### CHALLENGE
Set the listing down unchanged, minus every embedded image.

── EXTRACTED MATERIAL ──

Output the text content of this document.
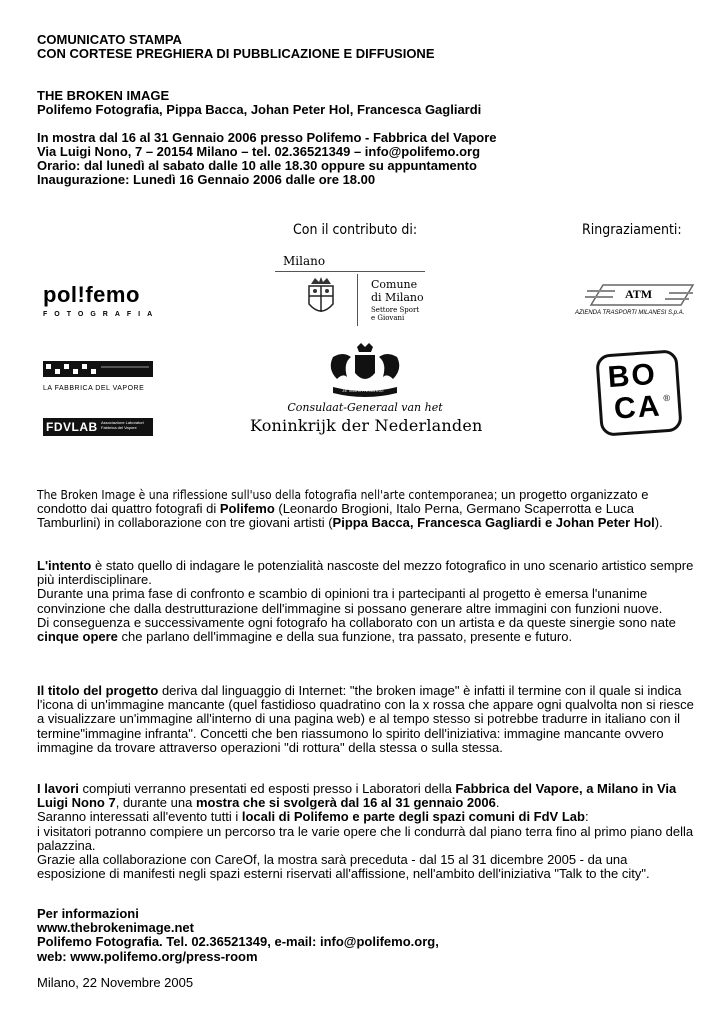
COMUNICATO STAMPA
CON CORTESE PREGHIERA DI PUBBLICAZIONE E DIFFUSIONE
THE BROKEN IMAGE
Polifemo Fotografia, Pippa Bacca, Johan Peter Hol, Francesca Gagliardi
In mostra dal 16 al 31 Gennaio 2006 presso Polifemo - Fabbrica del Vapore
Via Luigi Nono, 7 – 20154 Milano – tel. 02.36521349 – info@polifemo.org
Orario: dal lunedì al sabato dalle 10 alle 18.30 oppure su appuntamento
Inaugurazione: Lunedì 16 Gennaio 2006 dalle ore 18.00
Con il contributo di:	Ringraziamenti:
pol!femo
FOTOGRAFIA
Milano
Comune
di Milano
Settore Sport
e Giovani
ATM
AZIENDA TRASPORTI MILANESI S.p.A.
LA FABBRICA DEL VAPORE	JE MAINTIENDRAI
Consulaat-Generaal van het
Koninkrijk der Nederlanden
BO
CA ®
FDVLAB Associazione Laboratori
Fabbrica del Vapore
The Broken Image è una riflessione sull'uso della fotografia nell'arte contemporanea; un progetto organizzato e condotto dai quattro fotografi di Polifemo (Leonardo Brogioni, Italo Perna, Germano Scaperrotta e Luca Tamburlini) in collaborazione con tre giovani artisti (Pippa Bacca, Francesca Gagliardi e Johan Peter Hol).
L'intento è stato quello di indagare le potenzialità nascoste del mezzo fotografico in uno scenario artistico sempre più interdisciplinare.
Durante una prima fase di confronto e scambio di opinioni tra i partecipanti al progetto è emersa l'unanime convinzione che dalla destrutturazione dell'immagine si possano generare altre immagini con funzioni nuove.
Di conseguenza e successivamente ogni fotografo ha collaborato con un artista e da queste sinergie sono nate cinque opere che parlano dell'immagine e della sua funzione, tra passato, presente e futuro.
Il titolo del progetto deriva dal linguaggio di Internet: "the broken image" è infatti il termine con il quale si indica l'icona di un'immagine mancante (quel fastidioso quadratino con la x rossa che appare ogni qualvolta non si riesce a visualizzare un'immagine all'interno di una pagina web) e al tempo stesso si potrebbe tradurre in italiano con il termine"immagine infranta". Concetti che ben riassumono lo spirito dell'iniziativa: immagine mancante ovvero immagine da trovare attraverso operazioni "di rottura" della stessa o sulla stessa.
I lavori compiuti verranno presentati ed esposti presso i Laboratori della Fabbrica del Vapore, a Milano in Via Luigi Nono 7, durante una mostra che si svolgerà dal 16 al 31 gennaio 2006.
Saranno interessati all'evento tutti i locali di Polifemo e parte degli spazi comuni di FdV Lab:
i visitatori potranno compiere un percorso tra le varie opere che li condurrà dal piano terra fino al primo piano della palazzina.
Grazie alla collaborazione con CareOf, la mostra sarà preceduta - dal 15 al 31 dicembre 2005 - da una esposizione di manifesti negli spazi esterni riservati all'affissione, nell'ambito dell'iniziativa "Talk to the city".
Per informazioni
www.thebrokenimage.net
Polifemo Fotografia. Tel. 02.36521349, e-mail: info@polifemo.org,
web: www.polifemo.org/press-room
Milano, 22 Novembre 2005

───

### EXPECTED ANSWER
Output the text content of this document.
COMUNICATO STAMPA
CON CORTESE PREGHIERA DI PUBBLICAZIONE E DIFFUSIONE
THE BROKEN IMAGE
Polifemo Fotografia, Pippa Bacca, Johan Peter Hol, Francesca Gagliardi
In mostra dal 16 al 31 Gennaio 2006 presso Polifemo - Fabbrica del Vapore
Via Luigi Nono, 7 – 20154 Milano – tel. 02.36521349 – info@polifemo.org
Orario: dal lunedì al sabato dalle 10 alle 18.30 oppure su appuntamento
Inaugurazione: Lunedì 16 Gennaio 2006 dalle ore 18.00
Con il contributo di:	Ringraziamenti:
pol!femo
FOTOGRAFIA
Milano
Comune
di Milano
Settore Sport
e Giovani
ATM
AZIENDA TRASPORTI MILANESI S.p.A.
LA FABBRICA DEL VAPORE	JE MAINTIENDRAI
Consulaat-Generaal van het
Koninkrijk der Nederlanden
BO
CA ®
FDVLAB Associazione Laboratori
Fabbrica del Vapore
The Broken Image è una riflessione sull'uso della fotografia nell'arte contemporanea; un progetto organizzato e condotto dai quattro fotografi di Polifemo (Leonardo Brogioni, Italo Perna, Germano Scaperrotta e Luca Tamburlini) in collaborazione con tre giovani artisti (Pippa Bacca, Francesca Gagliardi e Johan Peter Hol).
L'intento è stato quello di indagare le potenzialità nascoste del mezzo fotografico in uno scenario artistico sempre più interdisciplinare.
Durante una prima fase di confronto e scambio di opinioni tra i partecipanti al progetto è emersa l'unanime convinzione che dalla destrutturazione dell'immagine si possano generare altre immagini con funzioni nuove.
Di conseguenza e successivamente ogni fotografo ha collaborato con un artista e da queste sinergie sono nate cinque opere che parlano dell'immagine e della sua funzione, tra passato, presente e futuro.
Il titolo del progetto deriva dal linguaggio di Internet: "the broken image" è infatti il termine con il quale si indica l'icona di un'immagine mancante (quel fastidioso quadratino con la x rossa che appare ogni qualvolta non si riesce a visualizzare un'immagine all'interno di una pagina web) e al tempo stesso si potrebbe tradurre in italiano con il termine"immagine infranta". Concetti che ben riassumono lo spirito dell'iniziativa: immagine mancante ovvero immagine da trovare attraverso operazioni "di rottura" della stessa o sulla stessa.
I lavori compiuti verranno presentati ed esposti presso i Laboratori della Fabbrica del Vapore, a Milano in Via Luigi Nono 7, durante una mostra che si svolgerà dal 16 al 31 gennaio 2006.
Saranno interessati all'evento tutti i locali di Polifemo e parte degli spazi comuni di FdV Lab:
i visitatori potranno compiere un percorso tra le varie opere che li condurrà dal piano terra fino al primo piano della palazzina.
Grazie alla collaborazione con CareOf, la mostra sarà preceduta - dal 15 al 31 dicembre 2005 - da una esposizione di manifesti negli spazi esterni riservati all'affissione, nell'ambito dell'iniziativa "Talk to the city".
Per informazioni
www.thebrokenimage.net
Polifemo Fotografia. Tel. 02.36521349, e-mail: info@polifemo.org,
web: www.polifemo.org/press-room
Milano, 22 Novembre 2005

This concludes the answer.